From the entries that follow, list every line in which the string "class" appears.

# Start of DATASET ROWS

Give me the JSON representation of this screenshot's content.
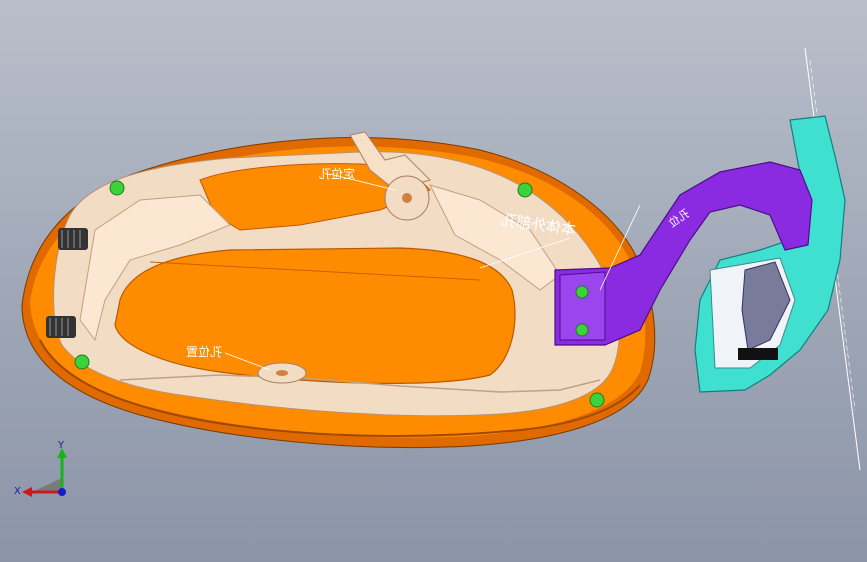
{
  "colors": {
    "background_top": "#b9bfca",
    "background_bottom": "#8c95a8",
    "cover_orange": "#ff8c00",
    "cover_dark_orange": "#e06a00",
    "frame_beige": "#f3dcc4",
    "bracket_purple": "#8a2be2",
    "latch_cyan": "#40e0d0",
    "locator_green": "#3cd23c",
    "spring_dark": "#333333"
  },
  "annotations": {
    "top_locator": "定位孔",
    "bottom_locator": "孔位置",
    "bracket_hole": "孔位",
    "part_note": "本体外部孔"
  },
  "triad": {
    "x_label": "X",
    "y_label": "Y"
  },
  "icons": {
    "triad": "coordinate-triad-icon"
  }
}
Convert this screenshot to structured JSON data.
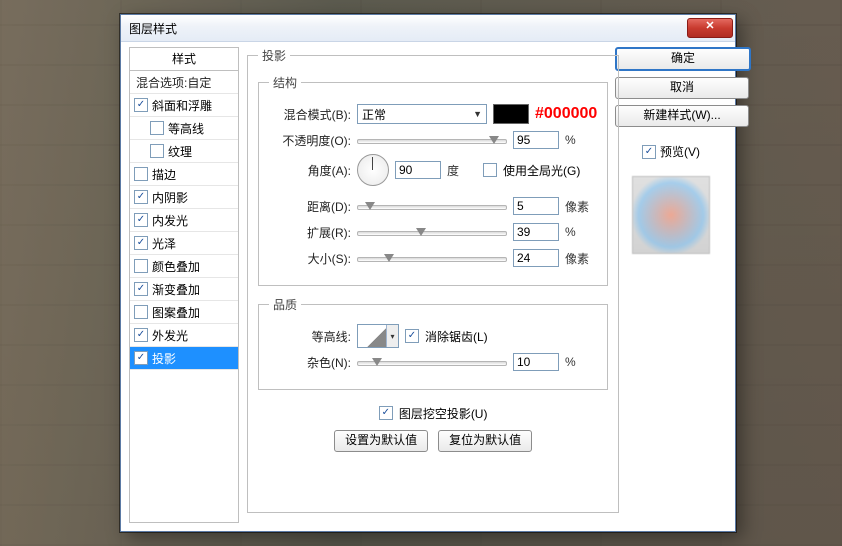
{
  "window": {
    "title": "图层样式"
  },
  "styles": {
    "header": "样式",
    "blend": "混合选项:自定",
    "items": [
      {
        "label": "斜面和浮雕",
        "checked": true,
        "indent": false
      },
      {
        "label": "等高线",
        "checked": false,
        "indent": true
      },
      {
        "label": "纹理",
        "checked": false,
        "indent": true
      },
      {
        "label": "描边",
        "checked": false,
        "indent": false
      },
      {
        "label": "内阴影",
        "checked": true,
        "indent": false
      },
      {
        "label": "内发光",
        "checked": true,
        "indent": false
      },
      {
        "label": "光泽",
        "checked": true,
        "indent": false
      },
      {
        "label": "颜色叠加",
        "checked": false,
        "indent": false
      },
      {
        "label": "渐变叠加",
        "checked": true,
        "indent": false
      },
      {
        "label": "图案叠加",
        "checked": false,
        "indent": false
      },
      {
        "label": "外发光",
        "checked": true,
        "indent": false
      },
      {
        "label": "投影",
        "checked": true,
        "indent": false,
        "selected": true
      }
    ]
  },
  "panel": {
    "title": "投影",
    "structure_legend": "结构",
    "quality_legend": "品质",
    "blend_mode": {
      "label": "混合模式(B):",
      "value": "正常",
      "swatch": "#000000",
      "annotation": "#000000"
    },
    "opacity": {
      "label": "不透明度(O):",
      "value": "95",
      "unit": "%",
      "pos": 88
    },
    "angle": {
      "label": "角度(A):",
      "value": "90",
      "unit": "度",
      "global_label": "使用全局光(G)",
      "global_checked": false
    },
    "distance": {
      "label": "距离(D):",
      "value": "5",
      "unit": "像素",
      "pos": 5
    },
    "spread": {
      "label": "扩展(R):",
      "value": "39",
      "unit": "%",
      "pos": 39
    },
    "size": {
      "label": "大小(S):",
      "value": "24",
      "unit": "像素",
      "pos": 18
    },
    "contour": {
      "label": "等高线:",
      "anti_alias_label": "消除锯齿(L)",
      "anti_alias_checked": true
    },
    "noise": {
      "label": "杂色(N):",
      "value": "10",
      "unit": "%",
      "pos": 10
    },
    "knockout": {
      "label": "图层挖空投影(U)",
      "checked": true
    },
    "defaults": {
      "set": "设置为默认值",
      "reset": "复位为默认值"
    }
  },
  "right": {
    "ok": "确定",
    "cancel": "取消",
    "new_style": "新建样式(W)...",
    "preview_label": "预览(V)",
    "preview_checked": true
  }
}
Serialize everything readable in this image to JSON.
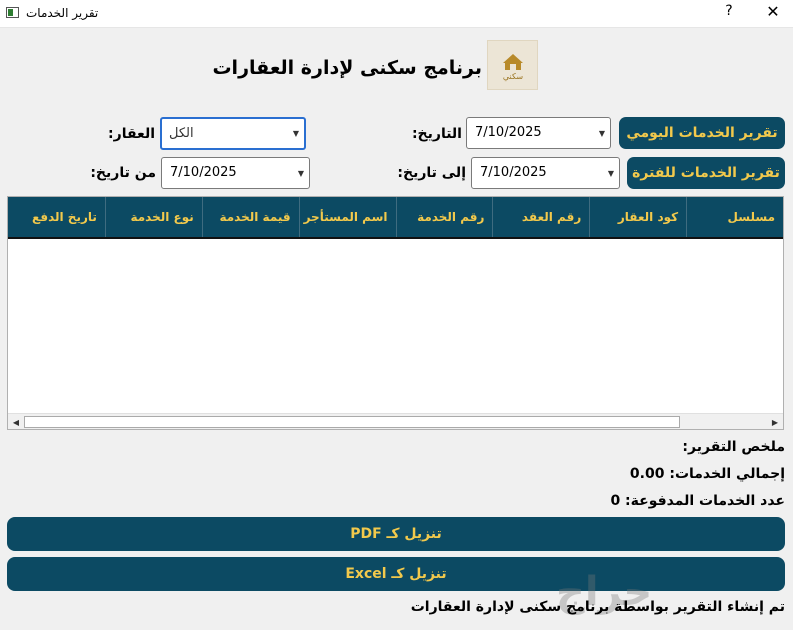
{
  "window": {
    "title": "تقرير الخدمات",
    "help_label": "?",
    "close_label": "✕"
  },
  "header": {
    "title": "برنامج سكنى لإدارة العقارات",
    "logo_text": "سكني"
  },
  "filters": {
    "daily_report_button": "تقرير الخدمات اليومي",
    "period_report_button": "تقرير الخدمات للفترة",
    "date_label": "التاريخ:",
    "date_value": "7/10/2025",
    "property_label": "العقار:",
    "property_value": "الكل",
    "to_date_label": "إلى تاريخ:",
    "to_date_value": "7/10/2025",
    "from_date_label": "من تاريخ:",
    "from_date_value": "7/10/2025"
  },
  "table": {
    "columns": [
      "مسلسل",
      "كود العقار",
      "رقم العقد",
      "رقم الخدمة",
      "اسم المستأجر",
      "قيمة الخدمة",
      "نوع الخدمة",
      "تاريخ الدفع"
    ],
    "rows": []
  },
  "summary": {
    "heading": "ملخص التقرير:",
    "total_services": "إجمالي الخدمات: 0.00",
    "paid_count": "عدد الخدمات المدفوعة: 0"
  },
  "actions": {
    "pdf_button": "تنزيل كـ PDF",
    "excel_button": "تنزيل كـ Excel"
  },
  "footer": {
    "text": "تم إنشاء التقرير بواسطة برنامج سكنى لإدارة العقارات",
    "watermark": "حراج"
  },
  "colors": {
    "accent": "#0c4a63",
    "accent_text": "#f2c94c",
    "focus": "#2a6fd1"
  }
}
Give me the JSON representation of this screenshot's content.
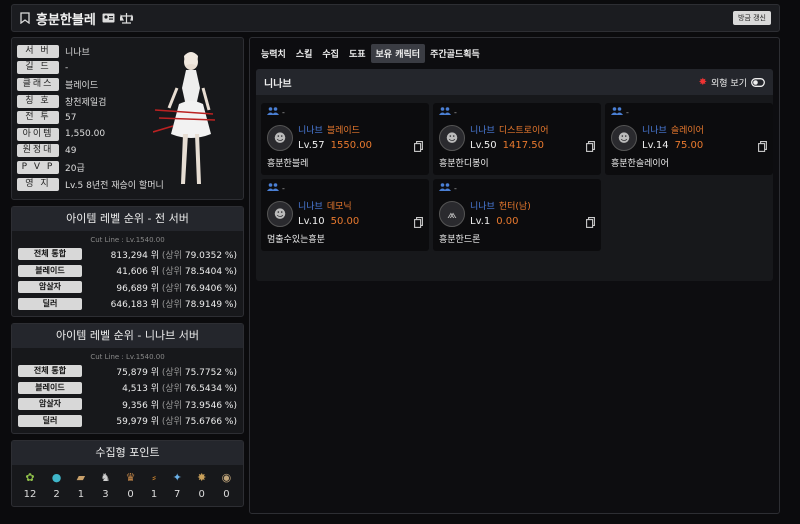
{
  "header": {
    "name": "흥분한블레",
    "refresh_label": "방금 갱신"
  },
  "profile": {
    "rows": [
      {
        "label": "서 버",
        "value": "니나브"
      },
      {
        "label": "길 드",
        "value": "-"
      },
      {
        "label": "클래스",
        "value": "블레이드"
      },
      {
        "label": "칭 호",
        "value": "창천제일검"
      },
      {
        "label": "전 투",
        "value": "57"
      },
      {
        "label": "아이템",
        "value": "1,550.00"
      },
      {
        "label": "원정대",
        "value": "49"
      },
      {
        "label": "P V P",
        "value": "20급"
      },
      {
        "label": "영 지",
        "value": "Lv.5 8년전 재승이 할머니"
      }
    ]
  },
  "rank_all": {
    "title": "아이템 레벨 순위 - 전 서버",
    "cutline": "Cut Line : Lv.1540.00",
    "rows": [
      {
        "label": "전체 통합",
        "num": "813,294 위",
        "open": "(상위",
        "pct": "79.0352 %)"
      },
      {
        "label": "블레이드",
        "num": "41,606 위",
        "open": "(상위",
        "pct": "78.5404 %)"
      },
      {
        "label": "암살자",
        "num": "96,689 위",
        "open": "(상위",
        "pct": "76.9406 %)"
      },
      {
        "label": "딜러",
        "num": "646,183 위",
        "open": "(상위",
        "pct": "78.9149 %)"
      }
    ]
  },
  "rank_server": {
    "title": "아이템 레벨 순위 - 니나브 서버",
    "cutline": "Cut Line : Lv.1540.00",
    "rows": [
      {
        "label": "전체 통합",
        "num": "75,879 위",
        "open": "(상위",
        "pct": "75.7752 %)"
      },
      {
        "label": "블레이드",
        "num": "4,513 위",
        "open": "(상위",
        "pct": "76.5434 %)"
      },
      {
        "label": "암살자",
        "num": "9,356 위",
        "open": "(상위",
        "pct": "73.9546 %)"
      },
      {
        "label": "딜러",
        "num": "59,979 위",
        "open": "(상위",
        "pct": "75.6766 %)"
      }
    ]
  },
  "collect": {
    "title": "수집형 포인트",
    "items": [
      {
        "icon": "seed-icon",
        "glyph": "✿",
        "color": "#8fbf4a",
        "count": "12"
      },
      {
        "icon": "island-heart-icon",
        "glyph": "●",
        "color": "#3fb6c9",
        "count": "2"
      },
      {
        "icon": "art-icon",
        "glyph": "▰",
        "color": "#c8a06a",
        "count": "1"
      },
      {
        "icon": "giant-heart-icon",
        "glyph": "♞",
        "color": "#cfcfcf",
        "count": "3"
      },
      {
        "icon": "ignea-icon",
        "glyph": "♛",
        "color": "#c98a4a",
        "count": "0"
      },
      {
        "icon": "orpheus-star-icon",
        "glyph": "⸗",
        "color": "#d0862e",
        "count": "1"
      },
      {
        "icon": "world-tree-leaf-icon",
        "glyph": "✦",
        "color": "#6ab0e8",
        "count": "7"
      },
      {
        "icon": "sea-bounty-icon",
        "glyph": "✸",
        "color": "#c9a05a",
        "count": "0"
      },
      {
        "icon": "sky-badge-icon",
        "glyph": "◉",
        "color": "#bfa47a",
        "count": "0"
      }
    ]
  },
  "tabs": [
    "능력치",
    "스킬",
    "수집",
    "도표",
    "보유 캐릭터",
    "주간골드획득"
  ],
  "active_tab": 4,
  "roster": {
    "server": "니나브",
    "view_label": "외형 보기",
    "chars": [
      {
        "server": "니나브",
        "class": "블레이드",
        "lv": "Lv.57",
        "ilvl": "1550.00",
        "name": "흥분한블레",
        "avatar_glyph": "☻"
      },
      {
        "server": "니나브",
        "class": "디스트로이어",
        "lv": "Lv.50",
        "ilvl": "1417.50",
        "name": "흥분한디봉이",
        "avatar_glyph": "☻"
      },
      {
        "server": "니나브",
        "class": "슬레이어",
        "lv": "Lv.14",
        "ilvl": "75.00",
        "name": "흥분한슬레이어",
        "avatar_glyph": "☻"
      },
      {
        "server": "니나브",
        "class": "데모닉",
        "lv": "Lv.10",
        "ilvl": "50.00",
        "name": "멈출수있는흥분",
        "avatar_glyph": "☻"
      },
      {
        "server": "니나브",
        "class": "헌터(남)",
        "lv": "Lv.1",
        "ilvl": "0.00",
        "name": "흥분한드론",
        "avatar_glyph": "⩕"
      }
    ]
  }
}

# End of DATASET ROWS

* **OUTPUT OF THE TASK**:
        "class": "블레이드",
        "class": "디스트로이어",
        "class": "슬레이어",
        "class": "데모닉",
        "class": "헌터(남)",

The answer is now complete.